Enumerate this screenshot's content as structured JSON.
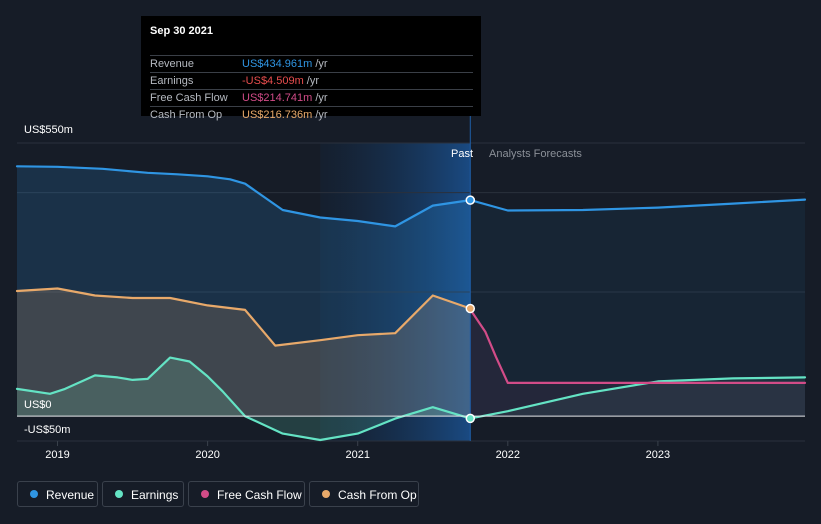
{
  "chart_data": {
    "type": "area",
    "y_axis": {
      "top_label": "US$550m",
      "zero_label": "US$0",
      "bottom_label": "-US$50m",
      "range": [
        -50,
        550
      ]
    },
    "x_axis": {
      "ticks": [
        "2019",
        "2020",
        "2021",
        "2022",
        "2023"
      ],
      "range": [
        2018.73,
        2023.98
      ]
    },
    "regions": {
      "past_label": "Past",
      "forecast_label": "Analysts Forecasts",
      "divider_x": 2021.75,
      "highlight_start": 2020.75
    },
    "grid": true,
    "legend_position": "bottom-left",
    "series": [
      {
        "name": "Revenue",
        "color": "#2f95e3",
        "points": [
          [
            2018.73,
            503
          ],
          [
            2019.0,
            502
          ],
          [
            2019.3,
            498
          ],
          [
            2019.6,
            490
          ],
          [
            2019.8,
            487
          ],
          [
            2020.0,
            483
          ],
          [
            2020.15,
            477
          ],
          [
            2020.25,
            468
          ],
          [
            2020.5,
            415
          ],
          [
            2020.75,
            400
          ],
          [
            2021.0,
            393
          ],
          [
            2021.25,
            382
          ],
          [
            2021.5,
            424
          ],
          [
            2021.75,
            434.961
          ]
        ],
        "forecast": [
          [
            2021.75,
            434.961
          ],
          [
            2022.0,
            414
          ],
          [
            2022.5,
            415
          ],
          [
            2023.0,
            420
          ],
          [
            2023.5,
            428
          ],
          [
            2023.98,
            436
          ]
        ]
      },
      {
        "name": "Earnings",
        "color": "#64e3c4",
        "points": [
          [
            2018.73,
            55
          ],
          [
            2018.95,
            45
          ],
          [
            2019.05,
            55
          ],
          [
            2019.25,
            82
          ],
          [
            2019.4,
            78
          ],
          [
            2019.5,
            73
          ],
          [
            2019.6,
            75
          ],
          [
            2019.75,
            118
          ],
          [
            2019.88,
            110
          ],
          [
            2020.0,
            80
          ],
          [
            2020.1,
            50
          ],
          [
            2020.25,
            0
          ],
          [
            2020.5,
            -35
          ],
          [
            2020.75,
            -48
          ],
          [
            2021.0,
            -35
          ],
          [
            2021.25,
            -5
          ],
          [
            2021.5,
            18
          ],
          [
            2021.75,
            -4.509
          ]
        ],
        "forecast": [
          [
            2021.75,
            -4.509
          ],
          [
            2022.0,
            10
          ],
          [
            2022.5,
            45
          ],
          [
            2023.0,
            70
          ],
          [
            2023.5,
            76
          ],
          [
            2023.98,
            78
          ]
        ]
      },
      {
        "name": "Free Cash Flow",
        "color": "#d24c88",
        "points": [
          [
            2021.75,
            214.741
          ]
        ],
        "forecast": [
          [
            2021.75,
            214.741
          ],
          [
            2021.85,
            170
          ],
          [
            2021.92,
            120
          ],
          [
            2022.0,
            67
          ],
          [
            2023.98,
            67
          ]
        ]
      },
      {
        "name": "Cash From Op",
        "color": "#e8a96a",
        "points": [
          [
            2018.73,
            252
          ],
          [
            2019.0,
            257
          ],
          [
            2019.25,
            243
          ],
          [
            2019.5,
            238
          ],
          [
            2019.75,
            238
          ],
          [
            2020.0,
            223
          ],
          [
            2020.25,
            214
          ],
          [
            2020.45,
            142
          ],
          [
            2020.75,
            153
          ],
          [
            2021.0,
            163
          ],
          [
            2021.25,
            167
          ],
          [
            2021.5,
            243
          ],
          [
            2021.75,
            216.736
          ]
        ],
        "forecast": []
      }
    ]
  },
  "tooltip": {
    "date": "Sep 30 2021",
    "rows": [
      {
        "label": "Revenue",
        "value": "US$434.961m",
        "unit": "/yr",
        "color": "#2f95e3"
      },
      {
        "label": "Earnings",
        "value": "-US$4.509m",
        "unit": "/yr",
        "color": "#e84d4d"
      },
      {
        "label": "Free Cash Flow",
        "value": "US$214.741m",
        "unit": "/yr",
        "color": "#d24c88"
      },
      {
        "label": "Cash From Op",
        "value": "US$216.736m",
        "unit": "/yr",
        "color": "#e8a96a"
      }
    ]
  },
  "legend": [
    {
      "label": "Revenue",
      "color": "#2f95e3"
    },
    {
      "label": "Earnings",
      "color": "#64e3c4"
    },
    {
      "label": "Free Cash Flow",
      "color": "#d24c88"
    },
    {
      "label": "Cash From Op",
      "color": "#e8a96a"
    }
  ]
}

------------------------------------------------

■ **Stated goal**
Return the lines of the records that include the string "color".

■ **Correct response**
        "color": "#2f95e3",
        "color": "#64e3c4",
        "color": "#d24c88",
        "color": "#e8a96a",
        "color": "#2f95e3"
        "color": "#e84d4d"
        "color": "#d24c88"
        "color": "#e8a96a"
      "color": "#2f95e3"
      "color": "#64e3c4"
      "color": "#d24c88"
      "color": "#e8a96a"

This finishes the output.